_RECORD LIST:_
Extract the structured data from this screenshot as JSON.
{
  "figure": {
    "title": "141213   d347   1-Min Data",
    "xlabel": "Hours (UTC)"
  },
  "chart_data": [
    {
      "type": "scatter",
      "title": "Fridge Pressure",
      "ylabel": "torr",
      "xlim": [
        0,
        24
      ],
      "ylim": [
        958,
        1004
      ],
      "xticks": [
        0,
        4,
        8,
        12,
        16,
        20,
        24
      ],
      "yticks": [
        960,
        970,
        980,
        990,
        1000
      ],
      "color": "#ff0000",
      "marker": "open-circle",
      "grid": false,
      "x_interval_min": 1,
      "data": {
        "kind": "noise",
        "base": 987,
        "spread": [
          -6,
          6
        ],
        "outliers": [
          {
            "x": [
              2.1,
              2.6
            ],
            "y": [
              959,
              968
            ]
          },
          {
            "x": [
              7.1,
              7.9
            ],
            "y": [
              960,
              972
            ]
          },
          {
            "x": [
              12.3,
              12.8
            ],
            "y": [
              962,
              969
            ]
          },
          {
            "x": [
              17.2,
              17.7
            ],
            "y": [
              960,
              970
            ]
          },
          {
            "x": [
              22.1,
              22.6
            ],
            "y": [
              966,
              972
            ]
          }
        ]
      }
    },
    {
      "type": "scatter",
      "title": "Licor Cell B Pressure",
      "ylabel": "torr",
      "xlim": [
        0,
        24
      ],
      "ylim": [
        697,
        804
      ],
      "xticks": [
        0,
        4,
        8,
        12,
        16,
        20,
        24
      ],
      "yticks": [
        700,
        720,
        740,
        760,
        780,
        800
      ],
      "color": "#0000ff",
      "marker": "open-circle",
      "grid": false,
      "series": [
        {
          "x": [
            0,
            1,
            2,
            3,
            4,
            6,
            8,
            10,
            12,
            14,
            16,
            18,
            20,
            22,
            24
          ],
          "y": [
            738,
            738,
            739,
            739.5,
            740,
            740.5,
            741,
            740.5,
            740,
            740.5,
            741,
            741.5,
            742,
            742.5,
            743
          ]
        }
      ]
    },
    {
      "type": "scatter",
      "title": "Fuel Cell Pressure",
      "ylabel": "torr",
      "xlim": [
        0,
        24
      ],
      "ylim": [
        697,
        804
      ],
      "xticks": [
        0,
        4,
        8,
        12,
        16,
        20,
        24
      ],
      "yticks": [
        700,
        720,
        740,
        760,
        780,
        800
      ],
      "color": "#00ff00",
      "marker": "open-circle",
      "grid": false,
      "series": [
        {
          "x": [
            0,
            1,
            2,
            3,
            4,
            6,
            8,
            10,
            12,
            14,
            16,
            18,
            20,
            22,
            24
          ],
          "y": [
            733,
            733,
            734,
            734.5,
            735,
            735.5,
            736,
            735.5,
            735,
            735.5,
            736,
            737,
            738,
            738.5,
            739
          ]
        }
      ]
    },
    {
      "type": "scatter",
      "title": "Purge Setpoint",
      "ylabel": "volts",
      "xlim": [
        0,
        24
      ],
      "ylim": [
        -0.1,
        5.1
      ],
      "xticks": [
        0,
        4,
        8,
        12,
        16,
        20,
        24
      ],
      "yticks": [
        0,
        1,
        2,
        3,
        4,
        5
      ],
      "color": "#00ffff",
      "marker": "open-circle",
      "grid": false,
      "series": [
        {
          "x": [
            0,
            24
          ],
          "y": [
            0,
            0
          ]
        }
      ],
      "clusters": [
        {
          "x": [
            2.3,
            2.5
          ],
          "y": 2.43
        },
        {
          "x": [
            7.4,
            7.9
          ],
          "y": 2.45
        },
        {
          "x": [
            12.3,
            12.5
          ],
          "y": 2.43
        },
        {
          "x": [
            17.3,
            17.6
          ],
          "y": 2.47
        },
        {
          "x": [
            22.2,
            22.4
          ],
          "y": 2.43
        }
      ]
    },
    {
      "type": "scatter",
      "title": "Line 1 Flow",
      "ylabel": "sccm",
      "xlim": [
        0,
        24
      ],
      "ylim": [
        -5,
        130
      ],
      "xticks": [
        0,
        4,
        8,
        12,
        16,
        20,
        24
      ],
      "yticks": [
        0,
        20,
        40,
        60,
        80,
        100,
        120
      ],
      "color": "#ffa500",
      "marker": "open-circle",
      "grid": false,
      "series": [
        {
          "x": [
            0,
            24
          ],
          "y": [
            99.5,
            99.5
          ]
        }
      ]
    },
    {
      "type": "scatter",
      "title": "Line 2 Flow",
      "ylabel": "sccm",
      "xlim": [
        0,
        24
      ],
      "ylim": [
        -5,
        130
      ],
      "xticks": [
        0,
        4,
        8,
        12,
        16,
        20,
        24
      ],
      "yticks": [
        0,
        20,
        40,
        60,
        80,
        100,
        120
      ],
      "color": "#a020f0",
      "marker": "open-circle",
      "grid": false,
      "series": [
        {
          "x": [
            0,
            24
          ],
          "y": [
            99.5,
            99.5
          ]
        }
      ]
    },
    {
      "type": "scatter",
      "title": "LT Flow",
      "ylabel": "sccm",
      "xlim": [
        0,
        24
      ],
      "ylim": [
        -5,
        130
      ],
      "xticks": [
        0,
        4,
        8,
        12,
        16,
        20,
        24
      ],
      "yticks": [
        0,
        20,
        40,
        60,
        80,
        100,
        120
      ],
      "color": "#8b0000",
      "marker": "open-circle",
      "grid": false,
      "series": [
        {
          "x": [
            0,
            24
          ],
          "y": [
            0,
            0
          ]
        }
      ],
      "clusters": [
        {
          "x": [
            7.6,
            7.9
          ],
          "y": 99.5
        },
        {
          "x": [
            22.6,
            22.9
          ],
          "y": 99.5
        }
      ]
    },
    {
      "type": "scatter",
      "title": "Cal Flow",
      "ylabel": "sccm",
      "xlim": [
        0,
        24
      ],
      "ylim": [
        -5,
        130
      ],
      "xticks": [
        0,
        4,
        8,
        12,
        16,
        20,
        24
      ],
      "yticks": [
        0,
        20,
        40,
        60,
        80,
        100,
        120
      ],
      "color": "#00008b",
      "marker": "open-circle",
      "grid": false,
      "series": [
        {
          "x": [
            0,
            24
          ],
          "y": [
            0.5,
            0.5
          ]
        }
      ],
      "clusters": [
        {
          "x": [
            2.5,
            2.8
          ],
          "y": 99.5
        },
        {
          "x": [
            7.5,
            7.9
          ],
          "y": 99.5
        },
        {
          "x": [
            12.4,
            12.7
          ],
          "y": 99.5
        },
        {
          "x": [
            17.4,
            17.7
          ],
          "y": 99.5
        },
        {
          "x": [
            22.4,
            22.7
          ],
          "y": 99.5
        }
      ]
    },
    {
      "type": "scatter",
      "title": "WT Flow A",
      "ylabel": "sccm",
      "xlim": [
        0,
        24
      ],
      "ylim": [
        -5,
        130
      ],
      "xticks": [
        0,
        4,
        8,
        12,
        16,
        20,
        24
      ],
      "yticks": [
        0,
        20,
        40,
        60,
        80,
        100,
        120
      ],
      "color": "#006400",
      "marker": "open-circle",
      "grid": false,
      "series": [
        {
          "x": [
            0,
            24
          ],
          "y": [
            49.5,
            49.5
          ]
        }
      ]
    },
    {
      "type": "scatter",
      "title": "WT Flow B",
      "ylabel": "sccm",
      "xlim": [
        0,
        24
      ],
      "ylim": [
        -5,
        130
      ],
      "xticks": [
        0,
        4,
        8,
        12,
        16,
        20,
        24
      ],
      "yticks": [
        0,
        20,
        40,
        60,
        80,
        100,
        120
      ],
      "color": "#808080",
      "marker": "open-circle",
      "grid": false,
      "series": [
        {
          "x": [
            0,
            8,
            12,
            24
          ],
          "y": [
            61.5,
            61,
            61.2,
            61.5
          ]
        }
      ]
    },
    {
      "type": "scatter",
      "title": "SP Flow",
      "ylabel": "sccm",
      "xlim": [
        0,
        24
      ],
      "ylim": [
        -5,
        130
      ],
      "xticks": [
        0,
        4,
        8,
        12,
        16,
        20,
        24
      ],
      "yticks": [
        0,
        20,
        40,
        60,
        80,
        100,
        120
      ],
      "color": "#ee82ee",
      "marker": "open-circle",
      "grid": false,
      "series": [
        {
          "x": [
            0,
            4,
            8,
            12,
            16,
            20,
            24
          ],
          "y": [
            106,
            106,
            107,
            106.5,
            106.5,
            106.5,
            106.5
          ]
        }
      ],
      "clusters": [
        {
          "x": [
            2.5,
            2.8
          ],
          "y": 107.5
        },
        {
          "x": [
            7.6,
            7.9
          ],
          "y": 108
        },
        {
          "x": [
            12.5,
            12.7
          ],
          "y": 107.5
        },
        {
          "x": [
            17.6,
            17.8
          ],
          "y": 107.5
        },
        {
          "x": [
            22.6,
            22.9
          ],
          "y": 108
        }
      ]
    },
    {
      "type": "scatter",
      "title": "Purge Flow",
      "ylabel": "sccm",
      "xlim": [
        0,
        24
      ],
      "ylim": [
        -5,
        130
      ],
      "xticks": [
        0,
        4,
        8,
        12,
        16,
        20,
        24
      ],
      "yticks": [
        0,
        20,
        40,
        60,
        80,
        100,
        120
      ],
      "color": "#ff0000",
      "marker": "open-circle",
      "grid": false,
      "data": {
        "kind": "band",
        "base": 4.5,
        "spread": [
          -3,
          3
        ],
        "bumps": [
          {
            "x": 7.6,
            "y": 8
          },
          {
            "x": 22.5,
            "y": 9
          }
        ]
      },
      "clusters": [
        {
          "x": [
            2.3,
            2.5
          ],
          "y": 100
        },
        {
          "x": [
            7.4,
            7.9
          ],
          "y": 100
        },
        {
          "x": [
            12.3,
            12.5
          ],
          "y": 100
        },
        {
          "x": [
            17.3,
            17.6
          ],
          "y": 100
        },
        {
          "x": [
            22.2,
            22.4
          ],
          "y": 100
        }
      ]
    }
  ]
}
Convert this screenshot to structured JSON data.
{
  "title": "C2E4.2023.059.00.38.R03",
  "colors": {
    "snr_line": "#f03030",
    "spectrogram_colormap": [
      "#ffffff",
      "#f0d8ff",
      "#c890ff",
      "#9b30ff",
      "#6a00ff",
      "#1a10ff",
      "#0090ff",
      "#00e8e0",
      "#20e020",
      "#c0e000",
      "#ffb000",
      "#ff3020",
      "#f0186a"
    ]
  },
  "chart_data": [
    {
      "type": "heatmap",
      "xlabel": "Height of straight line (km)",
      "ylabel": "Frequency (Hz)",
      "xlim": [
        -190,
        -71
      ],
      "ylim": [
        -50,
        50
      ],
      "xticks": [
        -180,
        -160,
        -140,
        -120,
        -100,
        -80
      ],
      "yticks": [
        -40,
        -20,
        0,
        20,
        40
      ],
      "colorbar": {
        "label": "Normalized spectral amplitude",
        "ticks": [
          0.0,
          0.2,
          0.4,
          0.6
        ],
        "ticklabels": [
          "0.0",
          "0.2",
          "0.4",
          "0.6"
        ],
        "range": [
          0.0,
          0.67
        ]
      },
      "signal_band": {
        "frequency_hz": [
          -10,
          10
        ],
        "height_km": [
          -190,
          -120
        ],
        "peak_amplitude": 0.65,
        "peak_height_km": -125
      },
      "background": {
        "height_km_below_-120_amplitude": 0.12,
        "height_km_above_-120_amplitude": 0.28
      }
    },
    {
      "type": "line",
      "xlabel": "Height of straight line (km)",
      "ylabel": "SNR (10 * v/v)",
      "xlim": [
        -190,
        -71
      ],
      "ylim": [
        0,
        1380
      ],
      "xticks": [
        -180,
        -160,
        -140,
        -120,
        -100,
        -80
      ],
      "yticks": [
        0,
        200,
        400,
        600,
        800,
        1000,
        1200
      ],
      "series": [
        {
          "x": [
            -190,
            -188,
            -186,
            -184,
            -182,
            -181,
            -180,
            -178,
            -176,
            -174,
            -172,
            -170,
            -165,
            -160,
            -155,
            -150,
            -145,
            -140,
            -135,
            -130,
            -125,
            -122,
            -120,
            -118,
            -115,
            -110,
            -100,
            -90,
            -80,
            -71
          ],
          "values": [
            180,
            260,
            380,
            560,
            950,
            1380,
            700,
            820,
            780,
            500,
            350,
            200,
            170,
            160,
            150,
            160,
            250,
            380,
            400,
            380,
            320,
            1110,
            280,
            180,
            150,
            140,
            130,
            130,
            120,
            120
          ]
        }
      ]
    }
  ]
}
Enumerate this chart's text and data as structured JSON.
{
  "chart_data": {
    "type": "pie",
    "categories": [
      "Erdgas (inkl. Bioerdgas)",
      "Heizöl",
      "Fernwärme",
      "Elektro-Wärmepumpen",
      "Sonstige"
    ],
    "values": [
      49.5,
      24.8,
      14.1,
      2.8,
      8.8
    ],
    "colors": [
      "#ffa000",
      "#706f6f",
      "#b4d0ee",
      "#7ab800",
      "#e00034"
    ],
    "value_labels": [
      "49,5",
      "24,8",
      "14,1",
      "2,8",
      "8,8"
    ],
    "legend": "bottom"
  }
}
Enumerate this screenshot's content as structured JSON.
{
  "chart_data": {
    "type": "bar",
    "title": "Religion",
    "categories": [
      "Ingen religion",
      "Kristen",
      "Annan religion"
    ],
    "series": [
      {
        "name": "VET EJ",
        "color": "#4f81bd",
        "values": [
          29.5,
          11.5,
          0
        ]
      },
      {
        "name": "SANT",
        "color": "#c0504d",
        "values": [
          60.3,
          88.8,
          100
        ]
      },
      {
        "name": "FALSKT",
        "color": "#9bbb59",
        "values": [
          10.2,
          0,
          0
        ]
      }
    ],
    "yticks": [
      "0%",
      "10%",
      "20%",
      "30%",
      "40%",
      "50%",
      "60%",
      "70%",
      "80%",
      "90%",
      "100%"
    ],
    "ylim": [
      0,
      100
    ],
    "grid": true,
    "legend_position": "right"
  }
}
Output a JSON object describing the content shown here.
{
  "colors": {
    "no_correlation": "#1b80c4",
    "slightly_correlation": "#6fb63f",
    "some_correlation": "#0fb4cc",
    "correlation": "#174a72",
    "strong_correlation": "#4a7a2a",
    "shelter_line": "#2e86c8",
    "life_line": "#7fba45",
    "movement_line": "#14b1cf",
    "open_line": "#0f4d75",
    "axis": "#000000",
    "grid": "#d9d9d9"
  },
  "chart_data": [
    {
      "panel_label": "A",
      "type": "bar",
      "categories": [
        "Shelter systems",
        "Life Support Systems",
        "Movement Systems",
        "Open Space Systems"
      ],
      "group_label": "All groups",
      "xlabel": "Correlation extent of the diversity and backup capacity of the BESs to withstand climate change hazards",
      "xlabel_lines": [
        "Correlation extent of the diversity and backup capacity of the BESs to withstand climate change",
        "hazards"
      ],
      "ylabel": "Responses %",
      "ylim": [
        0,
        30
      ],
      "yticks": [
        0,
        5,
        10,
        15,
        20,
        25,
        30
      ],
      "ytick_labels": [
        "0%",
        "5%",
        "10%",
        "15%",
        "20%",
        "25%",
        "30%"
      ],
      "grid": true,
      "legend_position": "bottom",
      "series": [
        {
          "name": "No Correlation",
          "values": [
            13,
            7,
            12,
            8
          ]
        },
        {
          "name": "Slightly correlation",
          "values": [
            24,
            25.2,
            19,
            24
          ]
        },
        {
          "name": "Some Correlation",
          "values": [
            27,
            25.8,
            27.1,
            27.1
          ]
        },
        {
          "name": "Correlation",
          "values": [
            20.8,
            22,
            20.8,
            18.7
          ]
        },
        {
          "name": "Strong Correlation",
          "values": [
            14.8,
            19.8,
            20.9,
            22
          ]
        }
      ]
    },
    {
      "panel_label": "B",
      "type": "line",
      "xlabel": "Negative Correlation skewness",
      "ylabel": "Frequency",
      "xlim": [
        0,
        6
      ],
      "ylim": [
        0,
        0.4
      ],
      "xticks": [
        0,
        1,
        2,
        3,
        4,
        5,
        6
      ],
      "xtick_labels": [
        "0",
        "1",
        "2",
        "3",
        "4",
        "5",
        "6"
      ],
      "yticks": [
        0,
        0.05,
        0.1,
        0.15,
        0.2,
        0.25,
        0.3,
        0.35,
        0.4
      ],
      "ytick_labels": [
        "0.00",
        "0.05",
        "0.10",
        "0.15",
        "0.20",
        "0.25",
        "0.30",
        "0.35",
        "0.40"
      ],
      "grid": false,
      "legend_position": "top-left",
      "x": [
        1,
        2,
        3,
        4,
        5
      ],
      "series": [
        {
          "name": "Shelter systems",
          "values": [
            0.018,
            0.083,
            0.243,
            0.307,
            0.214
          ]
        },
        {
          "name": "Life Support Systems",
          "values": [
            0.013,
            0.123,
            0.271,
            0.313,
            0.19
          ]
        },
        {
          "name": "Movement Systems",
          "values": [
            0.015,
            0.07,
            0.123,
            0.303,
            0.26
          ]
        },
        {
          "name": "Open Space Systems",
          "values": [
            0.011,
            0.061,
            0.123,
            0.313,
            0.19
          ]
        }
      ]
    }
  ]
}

_STATED EXERCISE:_
Return every line above that contains the word "name".

_TASK SOLUTION:_
        "name": "VET EJ",
        "name": "SANT",
        "name": "FALSKT",
          "name": "No Correlation",
          "name": "Slightly correlation",
          "name": "Some Correlation",
          "name": "Correlation",
          "name": "Strong Correlation",
          "name": "Shelter systems",
          "name": "Life Support Systems",
          "name": "Movement Systems",
          "name": "Open Space Systems",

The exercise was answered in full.